Data excerpts:
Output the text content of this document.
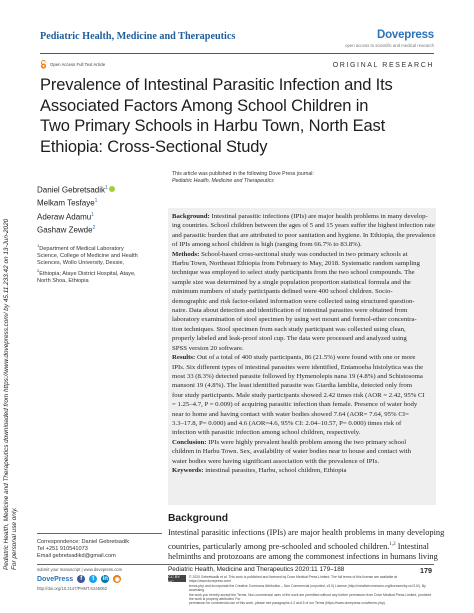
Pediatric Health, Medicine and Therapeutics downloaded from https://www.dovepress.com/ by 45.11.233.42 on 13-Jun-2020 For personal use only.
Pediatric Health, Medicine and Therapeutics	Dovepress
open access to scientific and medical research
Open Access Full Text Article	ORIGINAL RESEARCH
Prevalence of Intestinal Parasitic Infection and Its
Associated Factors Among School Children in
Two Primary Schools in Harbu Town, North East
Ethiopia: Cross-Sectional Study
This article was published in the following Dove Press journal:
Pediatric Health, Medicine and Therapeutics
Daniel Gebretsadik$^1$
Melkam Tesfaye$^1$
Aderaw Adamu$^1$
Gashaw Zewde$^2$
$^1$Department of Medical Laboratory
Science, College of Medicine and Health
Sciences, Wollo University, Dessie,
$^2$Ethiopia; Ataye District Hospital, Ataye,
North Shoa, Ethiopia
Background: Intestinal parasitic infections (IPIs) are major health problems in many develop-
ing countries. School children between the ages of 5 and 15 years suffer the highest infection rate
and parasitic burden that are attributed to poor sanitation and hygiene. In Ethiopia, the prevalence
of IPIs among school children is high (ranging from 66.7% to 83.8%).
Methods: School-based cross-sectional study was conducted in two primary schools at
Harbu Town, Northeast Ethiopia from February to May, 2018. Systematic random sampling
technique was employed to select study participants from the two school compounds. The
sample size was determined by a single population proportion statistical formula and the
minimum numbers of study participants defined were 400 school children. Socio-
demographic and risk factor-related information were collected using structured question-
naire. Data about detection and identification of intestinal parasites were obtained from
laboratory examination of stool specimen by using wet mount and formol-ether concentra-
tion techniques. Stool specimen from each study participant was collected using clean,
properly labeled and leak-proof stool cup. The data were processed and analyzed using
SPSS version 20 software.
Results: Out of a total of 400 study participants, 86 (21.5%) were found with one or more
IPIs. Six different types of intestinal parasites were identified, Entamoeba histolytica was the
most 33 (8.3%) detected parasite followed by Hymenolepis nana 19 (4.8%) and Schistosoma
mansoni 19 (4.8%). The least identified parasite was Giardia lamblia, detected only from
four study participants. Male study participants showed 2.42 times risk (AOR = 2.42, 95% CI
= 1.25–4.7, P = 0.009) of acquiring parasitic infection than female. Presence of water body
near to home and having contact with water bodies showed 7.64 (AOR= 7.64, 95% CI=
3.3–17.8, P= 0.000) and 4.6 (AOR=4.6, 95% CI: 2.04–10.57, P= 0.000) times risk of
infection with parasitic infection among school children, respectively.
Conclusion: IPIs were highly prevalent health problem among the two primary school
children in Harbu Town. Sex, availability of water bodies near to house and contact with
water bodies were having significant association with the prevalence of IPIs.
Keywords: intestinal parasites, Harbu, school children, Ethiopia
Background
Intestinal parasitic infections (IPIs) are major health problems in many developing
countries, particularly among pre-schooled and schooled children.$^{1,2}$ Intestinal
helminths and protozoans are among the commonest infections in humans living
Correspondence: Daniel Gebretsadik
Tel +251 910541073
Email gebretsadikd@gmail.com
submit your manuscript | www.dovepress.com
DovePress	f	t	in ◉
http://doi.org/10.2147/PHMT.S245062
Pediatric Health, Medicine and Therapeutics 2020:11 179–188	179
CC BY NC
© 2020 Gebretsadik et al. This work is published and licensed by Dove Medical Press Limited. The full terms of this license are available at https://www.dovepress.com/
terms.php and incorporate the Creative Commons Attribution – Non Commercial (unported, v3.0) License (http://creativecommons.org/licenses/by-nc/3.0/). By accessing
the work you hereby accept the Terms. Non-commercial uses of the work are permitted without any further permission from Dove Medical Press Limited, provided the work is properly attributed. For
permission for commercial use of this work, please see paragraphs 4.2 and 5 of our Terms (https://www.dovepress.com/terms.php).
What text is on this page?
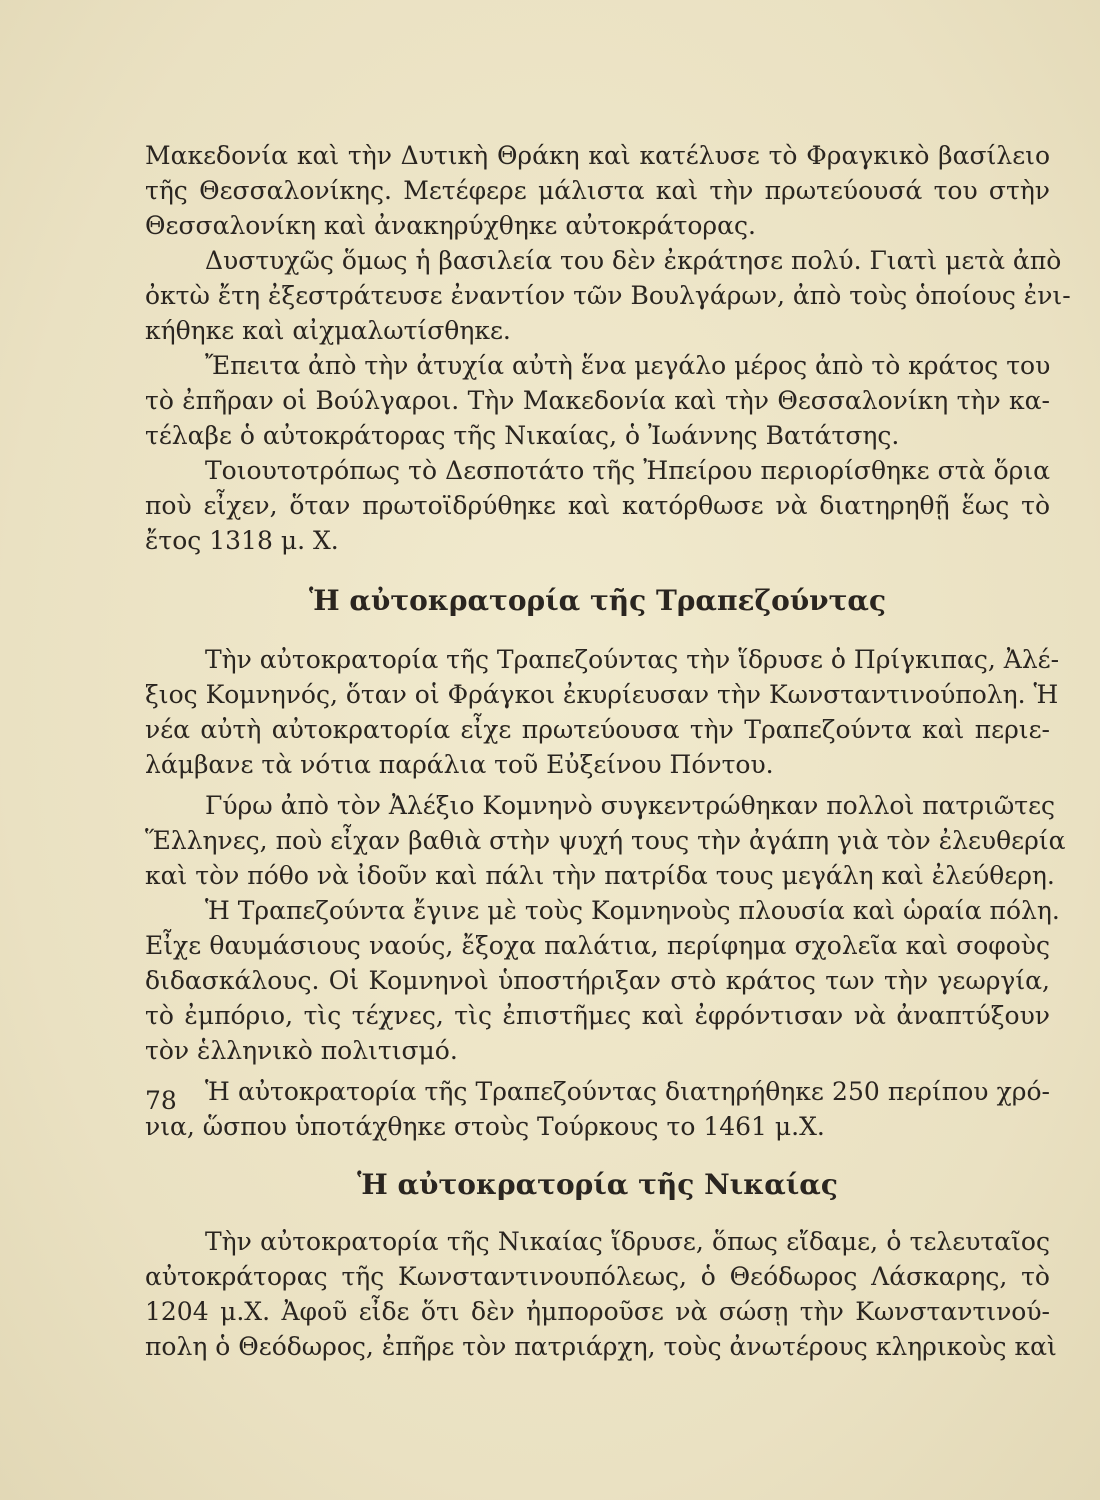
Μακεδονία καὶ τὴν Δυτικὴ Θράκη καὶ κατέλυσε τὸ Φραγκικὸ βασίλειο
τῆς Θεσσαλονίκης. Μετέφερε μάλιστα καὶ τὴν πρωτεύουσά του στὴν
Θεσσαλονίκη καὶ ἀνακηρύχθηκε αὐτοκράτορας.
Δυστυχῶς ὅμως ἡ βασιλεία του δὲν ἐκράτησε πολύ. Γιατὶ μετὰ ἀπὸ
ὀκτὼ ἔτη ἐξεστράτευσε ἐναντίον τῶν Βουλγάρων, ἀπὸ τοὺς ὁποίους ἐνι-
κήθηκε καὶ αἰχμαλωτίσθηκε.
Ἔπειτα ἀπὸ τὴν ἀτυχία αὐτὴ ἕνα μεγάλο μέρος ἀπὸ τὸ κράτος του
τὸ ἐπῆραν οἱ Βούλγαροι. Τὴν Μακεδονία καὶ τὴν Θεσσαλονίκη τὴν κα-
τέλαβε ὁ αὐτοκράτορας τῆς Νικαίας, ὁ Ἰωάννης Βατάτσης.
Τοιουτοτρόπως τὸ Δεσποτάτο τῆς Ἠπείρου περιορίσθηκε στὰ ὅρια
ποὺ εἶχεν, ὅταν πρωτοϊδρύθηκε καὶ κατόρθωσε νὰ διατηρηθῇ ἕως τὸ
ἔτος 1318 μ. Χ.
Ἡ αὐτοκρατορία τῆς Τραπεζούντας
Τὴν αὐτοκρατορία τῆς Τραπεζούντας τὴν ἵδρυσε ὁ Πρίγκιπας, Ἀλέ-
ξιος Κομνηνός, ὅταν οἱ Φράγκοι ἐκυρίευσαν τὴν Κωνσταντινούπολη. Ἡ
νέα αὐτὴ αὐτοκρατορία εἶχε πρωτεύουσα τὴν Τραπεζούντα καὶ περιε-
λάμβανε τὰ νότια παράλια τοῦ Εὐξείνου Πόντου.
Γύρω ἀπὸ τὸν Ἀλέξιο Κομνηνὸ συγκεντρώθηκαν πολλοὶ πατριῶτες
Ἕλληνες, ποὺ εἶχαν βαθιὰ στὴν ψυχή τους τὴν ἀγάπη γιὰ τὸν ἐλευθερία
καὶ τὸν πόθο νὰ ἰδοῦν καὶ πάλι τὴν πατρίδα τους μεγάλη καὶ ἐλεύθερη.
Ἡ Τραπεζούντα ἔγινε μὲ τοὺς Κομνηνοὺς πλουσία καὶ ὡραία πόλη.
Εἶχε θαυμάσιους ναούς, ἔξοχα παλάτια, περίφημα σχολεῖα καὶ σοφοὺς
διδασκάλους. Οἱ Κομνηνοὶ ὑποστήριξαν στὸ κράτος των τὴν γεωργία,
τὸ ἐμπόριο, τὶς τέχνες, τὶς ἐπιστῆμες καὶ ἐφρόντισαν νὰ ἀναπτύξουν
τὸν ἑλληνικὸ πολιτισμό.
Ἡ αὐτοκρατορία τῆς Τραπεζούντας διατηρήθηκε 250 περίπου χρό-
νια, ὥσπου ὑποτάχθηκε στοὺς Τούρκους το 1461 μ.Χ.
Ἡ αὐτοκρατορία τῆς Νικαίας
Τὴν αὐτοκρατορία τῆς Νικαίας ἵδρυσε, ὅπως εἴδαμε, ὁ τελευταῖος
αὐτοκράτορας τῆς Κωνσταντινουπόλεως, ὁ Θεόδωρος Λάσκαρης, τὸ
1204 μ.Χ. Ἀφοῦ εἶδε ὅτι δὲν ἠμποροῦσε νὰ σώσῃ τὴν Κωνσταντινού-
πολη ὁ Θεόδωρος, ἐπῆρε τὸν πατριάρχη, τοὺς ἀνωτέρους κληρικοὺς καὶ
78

==

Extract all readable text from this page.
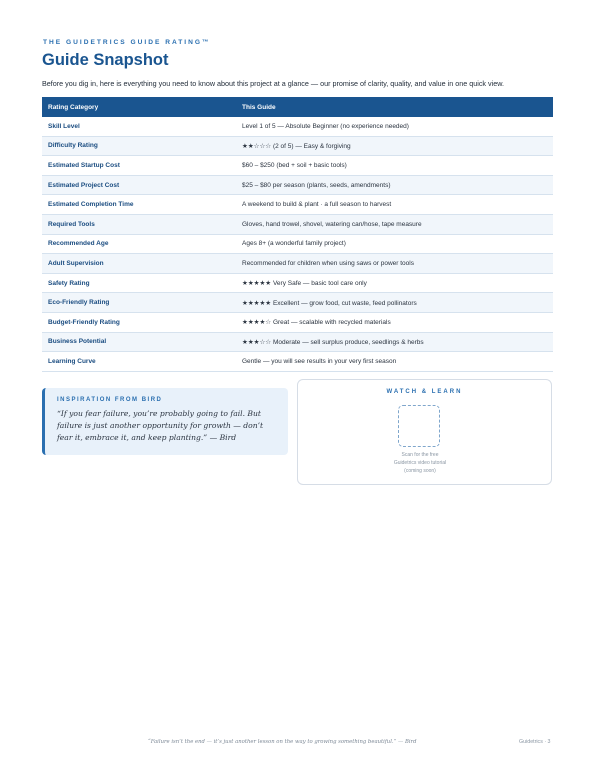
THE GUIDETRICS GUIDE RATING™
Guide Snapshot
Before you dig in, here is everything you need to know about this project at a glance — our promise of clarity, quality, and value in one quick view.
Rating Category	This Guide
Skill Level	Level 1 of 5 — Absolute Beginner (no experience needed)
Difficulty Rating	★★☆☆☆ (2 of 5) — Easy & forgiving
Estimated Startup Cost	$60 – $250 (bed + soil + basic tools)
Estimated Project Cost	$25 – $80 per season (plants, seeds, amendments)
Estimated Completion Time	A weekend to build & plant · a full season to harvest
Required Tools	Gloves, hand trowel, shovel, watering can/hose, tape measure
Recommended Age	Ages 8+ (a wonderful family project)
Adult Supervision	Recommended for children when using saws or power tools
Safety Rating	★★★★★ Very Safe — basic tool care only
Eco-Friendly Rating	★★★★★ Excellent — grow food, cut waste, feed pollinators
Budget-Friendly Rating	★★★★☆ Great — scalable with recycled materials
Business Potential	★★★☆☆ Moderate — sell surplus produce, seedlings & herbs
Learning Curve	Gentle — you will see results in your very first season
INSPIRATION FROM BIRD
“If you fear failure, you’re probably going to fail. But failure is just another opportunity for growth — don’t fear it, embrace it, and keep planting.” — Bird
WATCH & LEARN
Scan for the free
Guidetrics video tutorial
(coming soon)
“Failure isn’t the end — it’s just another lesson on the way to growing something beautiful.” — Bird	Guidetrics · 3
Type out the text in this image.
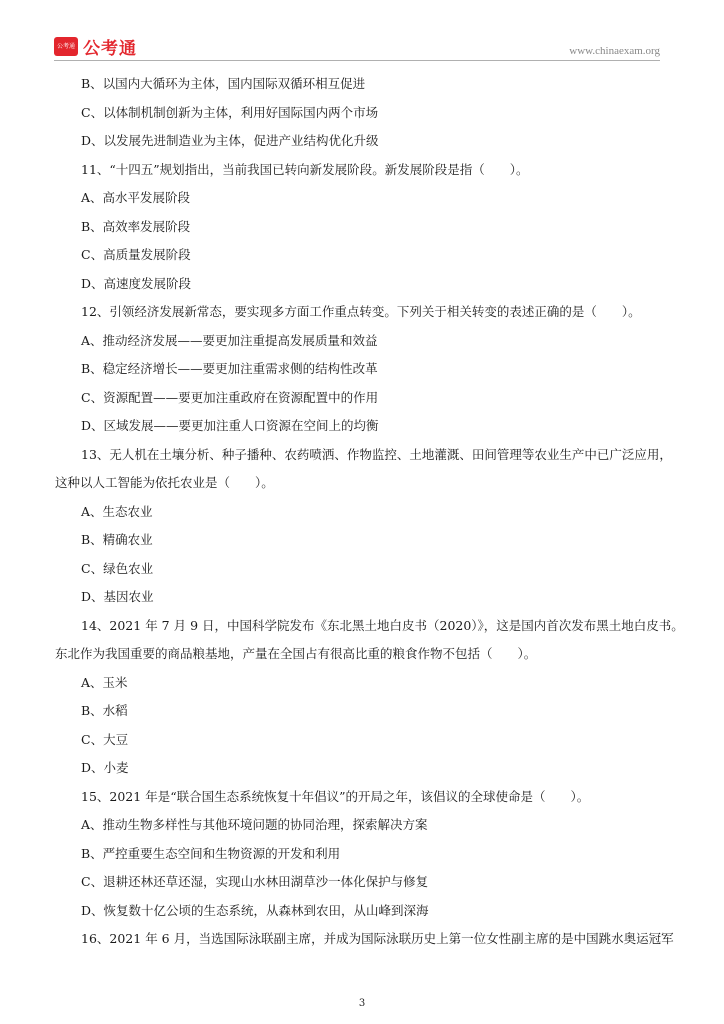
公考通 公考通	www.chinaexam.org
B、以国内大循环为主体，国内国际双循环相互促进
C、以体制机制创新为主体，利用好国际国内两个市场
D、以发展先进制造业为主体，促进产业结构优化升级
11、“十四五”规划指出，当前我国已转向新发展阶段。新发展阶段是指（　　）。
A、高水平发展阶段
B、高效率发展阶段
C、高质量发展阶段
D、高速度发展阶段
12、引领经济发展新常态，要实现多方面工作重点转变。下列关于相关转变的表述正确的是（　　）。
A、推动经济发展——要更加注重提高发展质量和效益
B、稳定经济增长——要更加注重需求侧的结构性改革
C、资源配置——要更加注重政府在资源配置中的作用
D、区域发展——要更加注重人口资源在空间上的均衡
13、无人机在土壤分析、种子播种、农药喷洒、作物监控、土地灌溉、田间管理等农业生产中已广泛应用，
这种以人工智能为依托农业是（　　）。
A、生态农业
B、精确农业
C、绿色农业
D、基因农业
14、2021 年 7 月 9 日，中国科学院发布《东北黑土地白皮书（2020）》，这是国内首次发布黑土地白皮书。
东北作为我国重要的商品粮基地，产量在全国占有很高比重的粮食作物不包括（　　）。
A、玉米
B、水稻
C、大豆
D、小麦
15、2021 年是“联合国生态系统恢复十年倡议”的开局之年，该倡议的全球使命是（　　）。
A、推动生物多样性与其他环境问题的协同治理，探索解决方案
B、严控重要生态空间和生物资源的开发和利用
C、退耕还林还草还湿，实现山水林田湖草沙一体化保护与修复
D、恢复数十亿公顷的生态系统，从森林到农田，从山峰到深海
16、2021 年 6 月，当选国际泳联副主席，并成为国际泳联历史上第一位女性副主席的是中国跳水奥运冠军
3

WHAT YOU NEED TO DO
Return every line of the preceding records in which the word "detected" appears.

RESPONSE TO THE EXERCISE
most 33 (8.3%) detected parasite followed by Hymenolepis nana 19 (4.8%) and Schistosoma
mansoni 19 (4.8%). The least identified parasite was Giardia lamblia, detected only from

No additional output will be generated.